— Artikel —
..............................
Im Gegenzug gegen allein im Jahr 1942 angeforderte 150.000 französische Facharbeiter sollten dafür 50.000 französische Kriegsgefangene in ihre Heimat entlassen werden. Diese scheinbar humanitäre Geste wurde sowohl durch die schlechten Arbeits- bzw. Ernährungsbedingungen (Ausnahme: Landwirtschaft), als auch durch die lang dauernde Entwurzelung von der Heimat als Zwangsmaßnahme demaskiert. Sie diente der deutschen Kriegsmaschinerie, denn tatsächlich wurden von deutscher Seite keinerlei Versprechen eingehalten, stattdessen weitere Arbeiter und Fachkräfte gefordert. Die Relève in ihrer „freiwilligen“ Form erwies sich als Fehlschlag.[2]

Um die deutschen Forderungen unter dem Generalbevollmächtigten für den Arbeitseinsatz, Fritz Sauckel, nach immer mehr Arbeitern zu erfüllen, sah sich die Vichy-Regierung gezwungen, Erfassungsgesetze zu erlassen, die eine zweijährige Arbeitspflicht für die geburtenstarken Jahrgänge 1920 bis 1922 vorschrieben. Damit konnten die ersten beiden Rekrutierungsanforderungen erfolgreich erfüllt werden.[2]

Die vier Sauckel-Aktionen in Frankreich ergaben:[3]

Deutsche Forderungen und französische Maßnahmen
Aktion Deutsche Forderung Zeitraum Französische Maßnahme Ergebnis
1 250.000 Männer
davon 150.000 Facharbeiter
Juni bis Dezember
1942
Relève (22. Juni);
1. Zwangsmaßnahme (4. September)
ca. 250.000
(135.000 Facharbeiter)
2 250.000 Männer
davon 150.000 Facharbeiter
Januar bis April
1943
S.T.O.-Gesetz (16. Februar) ca. 250.259
(157.020 Facharbeiter)
..............................
— Vorliegende Einträge —
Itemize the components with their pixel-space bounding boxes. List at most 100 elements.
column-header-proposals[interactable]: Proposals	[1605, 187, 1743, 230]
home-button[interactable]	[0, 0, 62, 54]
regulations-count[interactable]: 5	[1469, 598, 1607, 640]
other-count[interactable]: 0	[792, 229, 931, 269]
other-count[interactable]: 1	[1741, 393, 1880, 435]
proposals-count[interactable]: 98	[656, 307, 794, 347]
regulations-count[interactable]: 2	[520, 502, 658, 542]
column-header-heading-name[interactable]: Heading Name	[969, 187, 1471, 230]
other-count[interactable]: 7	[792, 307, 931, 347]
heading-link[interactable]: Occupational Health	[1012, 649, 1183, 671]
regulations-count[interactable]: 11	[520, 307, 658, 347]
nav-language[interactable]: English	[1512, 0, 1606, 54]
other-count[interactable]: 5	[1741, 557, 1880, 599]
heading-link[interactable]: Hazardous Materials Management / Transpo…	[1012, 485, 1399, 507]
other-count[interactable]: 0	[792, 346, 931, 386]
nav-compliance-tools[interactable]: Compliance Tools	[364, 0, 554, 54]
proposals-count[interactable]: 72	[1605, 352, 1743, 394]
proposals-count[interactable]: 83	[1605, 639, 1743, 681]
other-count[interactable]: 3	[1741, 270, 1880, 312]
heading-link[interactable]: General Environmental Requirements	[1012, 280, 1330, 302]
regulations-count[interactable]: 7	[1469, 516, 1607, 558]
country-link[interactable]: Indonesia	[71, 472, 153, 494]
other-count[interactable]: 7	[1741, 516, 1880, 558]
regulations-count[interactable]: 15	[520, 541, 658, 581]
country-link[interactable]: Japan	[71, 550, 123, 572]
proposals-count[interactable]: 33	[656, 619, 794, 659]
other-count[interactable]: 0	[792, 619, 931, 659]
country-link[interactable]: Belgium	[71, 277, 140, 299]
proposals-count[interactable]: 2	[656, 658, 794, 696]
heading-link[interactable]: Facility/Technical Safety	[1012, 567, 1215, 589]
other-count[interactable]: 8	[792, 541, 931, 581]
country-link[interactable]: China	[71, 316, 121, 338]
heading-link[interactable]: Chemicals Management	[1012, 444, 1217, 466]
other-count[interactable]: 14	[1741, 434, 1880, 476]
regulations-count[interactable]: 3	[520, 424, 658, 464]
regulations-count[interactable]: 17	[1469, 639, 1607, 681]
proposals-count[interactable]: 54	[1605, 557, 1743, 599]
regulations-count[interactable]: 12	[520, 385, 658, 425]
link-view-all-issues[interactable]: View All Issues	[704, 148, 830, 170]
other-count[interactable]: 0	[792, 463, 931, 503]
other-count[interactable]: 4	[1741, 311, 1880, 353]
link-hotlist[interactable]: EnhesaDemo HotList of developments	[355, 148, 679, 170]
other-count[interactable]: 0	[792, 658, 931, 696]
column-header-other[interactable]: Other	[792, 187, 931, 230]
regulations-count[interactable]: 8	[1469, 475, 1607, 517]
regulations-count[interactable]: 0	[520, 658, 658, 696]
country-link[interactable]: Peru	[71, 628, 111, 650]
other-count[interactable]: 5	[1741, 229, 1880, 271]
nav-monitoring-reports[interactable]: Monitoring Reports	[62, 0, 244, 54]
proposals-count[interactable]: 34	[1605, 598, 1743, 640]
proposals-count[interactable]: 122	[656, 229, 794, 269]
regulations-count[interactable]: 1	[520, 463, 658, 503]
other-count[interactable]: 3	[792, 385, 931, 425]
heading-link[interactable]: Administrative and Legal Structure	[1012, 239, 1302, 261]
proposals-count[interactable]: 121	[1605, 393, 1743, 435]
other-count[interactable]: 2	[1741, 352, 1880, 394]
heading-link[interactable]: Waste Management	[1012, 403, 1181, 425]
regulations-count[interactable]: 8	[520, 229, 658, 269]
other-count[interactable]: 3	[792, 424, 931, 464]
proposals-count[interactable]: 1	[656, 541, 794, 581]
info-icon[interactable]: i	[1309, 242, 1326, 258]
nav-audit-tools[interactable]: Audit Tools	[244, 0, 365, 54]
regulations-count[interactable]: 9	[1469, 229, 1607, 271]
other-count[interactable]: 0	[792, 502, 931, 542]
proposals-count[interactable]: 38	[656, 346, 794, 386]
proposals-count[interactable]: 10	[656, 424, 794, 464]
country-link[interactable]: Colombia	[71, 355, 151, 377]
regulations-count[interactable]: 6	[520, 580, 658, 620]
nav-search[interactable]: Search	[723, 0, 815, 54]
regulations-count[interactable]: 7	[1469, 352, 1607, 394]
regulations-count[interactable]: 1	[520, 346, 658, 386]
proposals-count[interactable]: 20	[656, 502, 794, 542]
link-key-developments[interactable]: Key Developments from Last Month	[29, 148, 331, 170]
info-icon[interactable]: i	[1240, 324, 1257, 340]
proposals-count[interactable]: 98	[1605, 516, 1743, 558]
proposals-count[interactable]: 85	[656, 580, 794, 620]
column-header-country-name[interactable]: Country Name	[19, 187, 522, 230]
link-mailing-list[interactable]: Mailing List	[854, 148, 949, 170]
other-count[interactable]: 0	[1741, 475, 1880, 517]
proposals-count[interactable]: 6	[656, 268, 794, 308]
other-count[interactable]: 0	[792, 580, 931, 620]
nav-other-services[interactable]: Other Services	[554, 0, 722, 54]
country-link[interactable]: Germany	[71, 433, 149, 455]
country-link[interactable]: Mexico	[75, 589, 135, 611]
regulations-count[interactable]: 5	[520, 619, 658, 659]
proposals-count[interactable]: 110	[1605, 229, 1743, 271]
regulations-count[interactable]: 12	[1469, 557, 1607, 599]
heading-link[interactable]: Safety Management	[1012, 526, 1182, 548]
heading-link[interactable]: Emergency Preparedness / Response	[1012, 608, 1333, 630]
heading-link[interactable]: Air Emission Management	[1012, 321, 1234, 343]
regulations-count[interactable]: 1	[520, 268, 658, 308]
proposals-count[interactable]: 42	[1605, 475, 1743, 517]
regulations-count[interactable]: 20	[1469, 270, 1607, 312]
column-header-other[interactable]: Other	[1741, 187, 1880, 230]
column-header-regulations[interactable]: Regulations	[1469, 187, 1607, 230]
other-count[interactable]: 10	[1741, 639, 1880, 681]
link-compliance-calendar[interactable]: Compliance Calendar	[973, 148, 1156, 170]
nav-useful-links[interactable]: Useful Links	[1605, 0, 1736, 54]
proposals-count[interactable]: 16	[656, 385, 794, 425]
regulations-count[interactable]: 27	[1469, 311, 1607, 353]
..............................
— Aufgabe 1 —
Beantworte anhand des Artikels über die Relève und die Sauckel-Aktionen:
(a) Wie viele französische Kriegsgefangene sollten für die 1942 angeforderten 150.000 Facharbeiter in ihre Heimat entlassen werden?
(b) Für welche Jahrgänge schrieben die Erfassungsgesetze der Vichy-Regierung eine zweijährige Arbeitspflicht vor?
(c) Welches Datum steht in der Tabelle beim S.T.O.-Gesetz?
— Aufgabe 2 —
Führe den Artikel über die Relève und die Sauckel-Aktionen im Anschluss an seine letzte Zeile weiter.

— Antwort 1 —
(a) 50.000
(b) 1920 bis 1922
(c) 16. Februar

— Antwort 2 —
3 240.000 Mai bis Oktober
1943
Verschärfung S.T.O.-Gesetz ca. 105.610
(25.640 Facharbeiter)
4 1.000.000
reduziert auf 885.000
Januar bis Juni
1944
strengere Auskämmungsgremien 36.000 bis 50.000
1.625.000 631.869 bis 645.869

So waren Tausende z. B. bei der Reichsbahn beschäftigt, eines der bevorzugten Ziele der taktischen alliierten Bombenangriffe. Meist in Baracken in der Nähe von Instandsetzungswerken oder Eisenbahnknotenpunkten untergebracht, fielen auch zahlreiche französische Arbeiter, wenn für sie kein Platz in den Luftschutzbunkern war, den Bomben zum Opfer.

Für viele junge Franzosen bedeutete der STO, sich zwischen der Zwangsarbeit im Deutschen Reich und dem Abtauchen in den französischen Untergrund, bis hin zur Beteiligung an den bewaffneten Kämpfen im Maquis, entscheiden zu müssen. Die immer häufigere Entscheidung für letzteres bedeutete eine erhebliche personelle Verstärkung der Maquisards.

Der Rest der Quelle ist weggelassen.